SET EXERCISE –
The data below should be printed in full, exactly, and without any of its images.

╔══

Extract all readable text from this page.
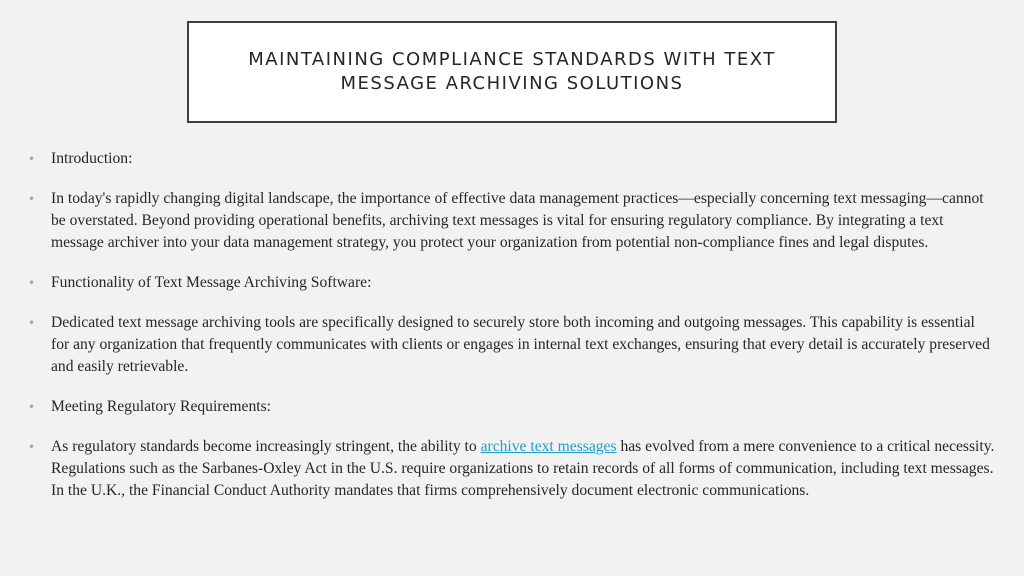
MAINTAINING COMPLIANCE STANDARDS WITH TEXT MESSAGE ARCHIVING SOLUTIONS
• Introduction:
• In today's rapidly changing digital landscape, the importance of effective data management practices—especially concerning text messaging—cannot be overstated. Beyond providing operational benefits, archiving text messages is vital for ensuring regulatory compliance. By integrating a text message archiver into your data management strategy, you protect your organization from potential non-compliance fines and legal disputes.
• Functionality of Text Message Archiving Software:
• Dedicated text message archiving tools are specifically designed to securely store both incoming and outgoing messages. This capability is essential for any organization that frequently communicates with clients or engages in internal text exchanges, ensuring that every detail is accurately preserved and easily retrievable.
• Meeting Regulatory Requirements:
• As regulatory standards become increasingly stringent, the ability to archive text messages has evolved from a mere convenience to a critical necessity. Regulations such as the Sarbanes-Oxley Act in the U.S. require organizations to retain records of all forms of communication, including text messages. In the U.K., the Financial Conduct Authority mandates that firms comprehensively document electronic communications.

╚══

SOLUTION TO THIS TASK –
Extract all readable text from this page.
MAINTAINING COMPLIANCE STANDARDS WITH TEXT MESSAGE ARCHIVING SOLUTIONS
• Introduction:
• In today's rapidly changing digital landscape, the importance of effective data management practices—especially concerning text messaging—cannot be overstated. Beyond providing operational benefits, archiving text messages is vital for ensuring regulatory compliance. By integrating a text message archiver into your data management strategy, you protect your organization from potential non-compliance fines and legal disputes.
• Functionality of Text Message Archiving Software:
• Dedicated text message archiving tools are specifically designed to securely store both incoming and outgoing messages. This capability is essential for any organization that frequently communicates with clients or engages in internal text exchanges, ensuring that every detail is accurately preserved and easily retrievable.
• Meeting Regulatory Requirements:
• As regulatory standards become increasingly stringent, the ability to archive text messages has evolved from a mere convenience to a critical necessity. Regulations such as the Sarbanes-Oxley Act in the U.S. require organizations to retain records of all forms of communication, including text messages. In the U.K., the Financial Conduct Authority mandates that firms comprehensively document electronic communications.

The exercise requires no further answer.